From the listing below, select every line where the word "piles" appears.

=== Dataset rows ===

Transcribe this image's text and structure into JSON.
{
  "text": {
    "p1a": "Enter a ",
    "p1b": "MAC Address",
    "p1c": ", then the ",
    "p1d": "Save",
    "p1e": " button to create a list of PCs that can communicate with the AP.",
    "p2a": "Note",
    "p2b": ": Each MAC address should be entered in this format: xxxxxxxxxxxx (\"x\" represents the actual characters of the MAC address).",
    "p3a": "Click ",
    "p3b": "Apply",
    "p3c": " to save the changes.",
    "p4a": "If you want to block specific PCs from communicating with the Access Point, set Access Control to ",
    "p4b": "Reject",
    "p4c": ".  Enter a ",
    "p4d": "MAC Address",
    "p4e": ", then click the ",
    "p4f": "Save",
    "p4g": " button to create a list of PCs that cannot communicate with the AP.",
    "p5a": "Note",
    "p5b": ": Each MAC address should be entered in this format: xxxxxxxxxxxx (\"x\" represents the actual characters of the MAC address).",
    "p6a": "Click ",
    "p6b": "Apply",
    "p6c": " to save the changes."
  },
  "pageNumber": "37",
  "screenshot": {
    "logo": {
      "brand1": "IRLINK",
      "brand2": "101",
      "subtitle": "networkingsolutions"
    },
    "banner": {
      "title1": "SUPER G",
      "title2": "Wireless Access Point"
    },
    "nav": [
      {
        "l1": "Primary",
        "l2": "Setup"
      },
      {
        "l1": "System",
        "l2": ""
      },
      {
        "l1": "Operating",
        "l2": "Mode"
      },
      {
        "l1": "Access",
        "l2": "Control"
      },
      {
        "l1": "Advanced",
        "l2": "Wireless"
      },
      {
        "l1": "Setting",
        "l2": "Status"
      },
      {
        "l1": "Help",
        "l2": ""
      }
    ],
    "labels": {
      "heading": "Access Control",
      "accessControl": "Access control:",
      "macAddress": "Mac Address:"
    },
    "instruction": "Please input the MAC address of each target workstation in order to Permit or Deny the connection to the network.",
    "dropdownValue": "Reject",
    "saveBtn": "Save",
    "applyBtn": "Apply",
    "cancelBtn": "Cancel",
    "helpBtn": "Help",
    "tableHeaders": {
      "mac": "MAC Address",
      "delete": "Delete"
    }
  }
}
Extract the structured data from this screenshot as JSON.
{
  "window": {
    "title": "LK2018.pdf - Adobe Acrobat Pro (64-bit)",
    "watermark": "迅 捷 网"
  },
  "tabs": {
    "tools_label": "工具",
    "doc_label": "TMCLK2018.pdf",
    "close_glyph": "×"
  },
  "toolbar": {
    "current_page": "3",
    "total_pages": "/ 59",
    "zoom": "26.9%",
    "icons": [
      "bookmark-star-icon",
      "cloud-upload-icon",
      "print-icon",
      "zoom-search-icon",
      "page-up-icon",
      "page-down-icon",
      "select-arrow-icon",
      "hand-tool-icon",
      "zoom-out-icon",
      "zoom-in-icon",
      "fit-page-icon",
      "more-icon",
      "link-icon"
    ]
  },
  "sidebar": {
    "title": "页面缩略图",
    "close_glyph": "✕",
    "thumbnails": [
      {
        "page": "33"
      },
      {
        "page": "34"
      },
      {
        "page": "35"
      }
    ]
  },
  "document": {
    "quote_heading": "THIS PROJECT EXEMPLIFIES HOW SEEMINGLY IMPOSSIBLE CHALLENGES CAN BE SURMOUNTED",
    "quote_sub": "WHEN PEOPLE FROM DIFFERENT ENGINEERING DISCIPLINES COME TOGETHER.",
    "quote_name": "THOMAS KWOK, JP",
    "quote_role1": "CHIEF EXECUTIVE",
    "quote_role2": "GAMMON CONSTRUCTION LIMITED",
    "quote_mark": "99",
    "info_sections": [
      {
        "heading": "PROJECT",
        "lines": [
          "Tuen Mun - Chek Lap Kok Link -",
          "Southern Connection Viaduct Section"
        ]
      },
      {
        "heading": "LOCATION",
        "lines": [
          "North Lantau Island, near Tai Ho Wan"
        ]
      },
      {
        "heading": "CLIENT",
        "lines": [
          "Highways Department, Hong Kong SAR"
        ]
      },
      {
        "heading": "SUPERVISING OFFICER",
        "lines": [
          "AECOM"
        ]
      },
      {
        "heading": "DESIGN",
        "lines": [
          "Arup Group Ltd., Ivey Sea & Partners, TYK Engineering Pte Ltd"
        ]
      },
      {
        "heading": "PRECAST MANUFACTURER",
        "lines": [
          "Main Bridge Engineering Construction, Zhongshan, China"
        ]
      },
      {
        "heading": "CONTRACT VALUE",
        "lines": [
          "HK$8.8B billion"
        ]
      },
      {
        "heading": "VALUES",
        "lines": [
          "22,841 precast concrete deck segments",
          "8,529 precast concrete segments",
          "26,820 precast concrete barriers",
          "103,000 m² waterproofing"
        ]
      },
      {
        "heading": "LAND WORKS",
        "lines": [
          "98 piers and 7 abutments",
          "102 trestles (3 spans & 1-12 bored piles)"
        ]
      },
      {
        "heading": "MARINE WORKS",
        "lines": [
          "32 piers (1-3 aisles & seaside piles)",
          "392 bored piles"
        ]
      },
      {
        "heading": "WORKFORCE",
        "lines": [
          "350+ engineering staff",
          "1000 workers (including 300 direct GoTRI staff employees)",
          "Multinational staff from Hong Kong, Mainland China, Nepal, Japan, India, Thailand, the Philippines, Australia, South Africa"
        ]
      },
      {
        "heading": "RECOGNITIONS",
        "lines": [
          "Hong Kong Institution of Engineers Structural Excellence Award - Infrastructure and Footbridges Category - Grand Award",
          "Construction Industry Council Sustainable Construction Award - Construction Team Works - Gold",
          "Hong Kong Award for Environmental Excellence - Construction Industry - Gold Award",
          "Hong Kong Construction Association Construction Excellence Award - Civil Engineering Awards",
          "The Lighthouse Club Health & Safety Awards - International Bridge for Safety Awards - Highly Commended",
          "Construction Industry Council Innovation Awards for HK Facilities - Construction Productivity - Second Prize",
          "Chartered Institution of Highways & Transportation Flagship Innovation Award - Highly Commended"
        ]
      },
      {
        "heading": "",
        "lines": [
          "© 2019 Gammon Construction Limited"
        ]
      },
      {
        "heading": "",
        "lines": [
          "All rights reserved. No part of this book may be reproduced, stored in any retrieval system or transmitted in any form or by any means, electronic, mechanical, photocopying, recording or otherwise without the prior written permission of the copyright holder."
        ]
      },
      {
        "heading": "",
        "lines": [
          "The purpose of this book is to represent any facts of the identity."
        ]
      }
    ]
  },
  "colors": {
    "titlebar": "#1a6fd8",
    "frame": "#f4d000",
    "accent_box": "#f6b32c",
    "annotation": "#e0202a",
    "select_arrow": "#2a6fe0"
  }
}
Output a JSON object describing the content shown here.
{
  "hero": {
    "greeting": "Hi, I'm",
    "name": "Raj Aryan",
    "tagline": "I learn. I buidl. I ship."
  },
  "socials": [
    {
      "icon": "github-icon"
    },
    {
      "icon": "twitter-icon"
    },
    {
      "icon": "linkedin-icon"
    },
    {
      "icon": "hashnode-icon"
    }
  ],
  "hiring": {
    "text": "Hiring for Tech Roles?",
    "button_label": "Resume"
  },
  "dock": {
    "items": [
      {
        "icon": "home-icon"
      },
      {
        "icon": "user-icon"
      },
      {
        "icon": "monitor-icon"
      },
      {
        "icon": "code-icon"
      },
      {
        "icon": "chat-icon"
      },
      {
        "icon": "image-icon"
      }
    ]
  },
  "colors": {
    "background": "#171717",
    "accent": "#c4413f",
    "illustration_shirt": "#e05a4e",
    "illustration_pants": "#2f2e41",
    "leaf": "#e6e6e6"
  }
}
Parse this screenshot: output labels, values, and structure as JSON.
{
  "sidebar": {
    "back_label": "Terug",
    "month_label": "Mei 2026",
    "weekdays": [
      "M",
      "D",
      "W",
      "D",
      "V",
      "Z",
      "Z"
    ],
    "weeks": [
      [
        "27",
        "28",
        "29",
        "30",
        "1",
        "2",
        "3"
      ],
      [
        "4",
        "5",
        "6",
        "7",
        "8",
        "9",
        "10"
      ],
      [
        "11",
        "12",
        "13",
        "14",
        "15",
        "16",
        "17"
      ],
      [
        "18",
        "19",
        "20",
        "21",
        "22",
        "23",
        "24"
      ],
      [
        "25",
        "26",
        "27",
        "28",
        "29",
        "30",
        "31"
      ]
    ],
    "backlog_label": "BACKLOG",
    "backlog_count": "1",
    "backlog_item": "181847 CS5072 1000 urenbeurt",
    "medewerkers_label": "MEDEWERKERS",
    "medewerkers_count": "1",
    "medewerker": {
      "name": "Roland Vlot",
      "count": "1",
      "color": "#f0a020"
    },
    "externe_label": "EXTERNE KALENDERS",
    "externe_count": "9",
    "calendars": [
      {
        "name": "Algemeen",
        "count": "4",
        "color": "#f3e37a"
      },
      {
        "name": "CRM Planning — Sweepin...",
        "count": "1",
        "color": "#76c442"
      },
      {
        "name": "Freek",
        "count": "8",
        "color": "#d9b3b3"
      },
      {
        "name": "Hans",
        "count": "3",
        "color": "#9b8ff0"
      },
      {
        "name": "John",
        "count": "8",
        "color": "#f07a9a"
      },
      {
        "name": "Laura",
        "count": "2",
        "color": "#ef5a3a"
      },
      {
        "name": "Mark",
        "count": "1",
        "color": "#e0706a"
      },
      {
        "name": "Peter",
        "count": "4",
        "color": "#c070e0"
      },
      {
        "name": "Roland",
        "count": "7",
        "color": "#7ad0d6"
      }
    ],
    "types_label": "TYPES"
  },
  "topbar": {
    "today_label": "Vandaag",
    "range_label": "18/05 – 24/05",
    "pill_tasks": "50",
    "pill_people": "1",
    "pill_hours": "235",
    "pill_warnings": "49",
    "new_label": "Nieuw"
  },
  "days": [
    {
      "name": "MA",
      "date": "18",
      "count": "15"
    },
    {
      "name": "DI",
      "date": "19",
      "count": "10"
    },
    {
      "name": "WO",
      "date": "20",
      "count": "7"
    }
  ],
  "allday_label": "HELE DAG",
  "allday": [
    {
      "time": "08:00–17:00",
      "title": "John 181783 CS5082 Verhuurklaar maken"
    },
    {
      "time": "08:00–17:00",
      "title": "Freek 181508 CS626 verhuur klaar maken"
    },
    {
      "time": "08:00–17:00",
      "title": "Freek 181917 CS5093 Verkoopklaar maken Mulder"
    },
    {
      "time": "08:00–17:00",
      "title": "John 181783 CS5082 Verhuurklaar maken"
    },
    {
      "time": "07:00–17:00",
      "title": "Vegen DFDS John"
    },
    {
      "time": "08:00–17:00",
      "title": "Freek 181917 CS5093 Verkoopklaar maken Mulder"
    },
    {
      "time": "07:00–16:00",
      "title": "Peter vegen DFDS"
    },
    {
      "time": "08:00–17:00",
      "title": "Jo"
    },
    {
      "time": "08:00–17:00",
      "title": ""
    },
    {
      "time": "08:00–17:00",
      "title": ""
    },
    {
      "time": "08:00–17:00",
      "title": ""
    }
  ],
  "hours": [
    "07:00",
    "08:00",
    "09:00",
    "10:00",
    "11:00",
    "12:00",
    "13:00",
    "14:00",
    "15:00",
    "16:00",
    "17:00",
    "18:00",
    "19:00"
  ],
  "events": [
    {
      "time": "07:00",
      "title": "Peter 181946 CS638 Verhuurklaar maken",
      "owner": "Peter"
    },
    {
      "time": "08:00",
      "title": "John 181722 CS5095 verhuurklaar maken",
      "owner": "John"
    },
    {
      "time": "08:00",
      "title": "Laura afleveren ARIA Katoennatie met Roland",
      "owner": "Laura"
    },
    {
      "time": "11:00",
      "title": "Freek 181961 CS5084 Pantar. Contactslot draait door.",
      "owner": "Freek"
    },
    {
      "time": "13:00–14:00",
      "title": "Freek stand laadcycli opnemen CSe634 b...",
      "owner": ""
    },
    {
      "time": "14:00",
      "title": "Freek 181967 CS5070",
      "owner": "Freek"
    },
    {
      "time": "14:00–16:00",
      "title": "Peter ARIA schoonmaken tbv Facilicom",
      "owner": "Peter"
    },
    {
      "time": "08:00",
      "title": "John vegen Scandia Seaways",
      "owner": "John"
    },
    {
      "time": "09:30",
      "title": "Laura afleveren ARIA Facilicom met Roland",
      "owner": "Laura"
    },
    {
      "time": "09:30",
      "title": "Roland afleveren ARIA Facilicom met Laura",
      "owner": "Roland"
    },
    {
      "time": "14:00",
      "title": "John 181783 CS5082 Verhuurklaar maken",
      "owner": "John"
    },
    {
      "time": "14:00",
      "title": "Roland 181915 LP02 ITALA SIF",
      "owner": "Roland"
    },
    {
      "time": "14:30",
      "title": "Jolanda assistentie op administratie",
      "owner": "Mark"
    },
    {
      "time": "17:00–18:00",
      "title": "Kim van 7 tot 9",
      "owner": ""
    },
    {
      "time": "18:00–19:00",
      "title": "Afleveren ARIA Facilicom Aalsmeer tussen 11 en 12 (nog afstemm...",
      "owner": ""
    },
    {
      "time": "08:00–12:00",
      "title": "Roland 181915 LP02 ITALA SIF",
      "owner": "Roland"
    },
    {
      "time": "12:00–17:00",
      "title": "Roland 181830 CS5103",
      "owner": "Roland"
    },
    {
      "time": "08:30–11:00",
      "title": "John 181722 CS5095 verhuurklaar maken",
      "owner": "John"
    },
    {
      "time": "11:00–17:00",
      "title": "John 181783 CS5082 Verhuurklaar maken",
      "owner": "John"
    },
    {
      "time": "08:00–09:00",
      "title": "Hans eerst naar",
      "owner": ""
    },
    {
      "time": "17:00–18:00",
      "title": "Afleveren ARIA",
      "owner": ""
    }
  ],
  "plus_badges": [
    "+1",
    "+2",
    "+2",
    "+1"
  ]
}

===

_Reply_.
          "102 trestles (3 spans & 1-12 bored piles)"
          "32 piers (1-3 aisles & seaside piles)",
          "392 bored piles"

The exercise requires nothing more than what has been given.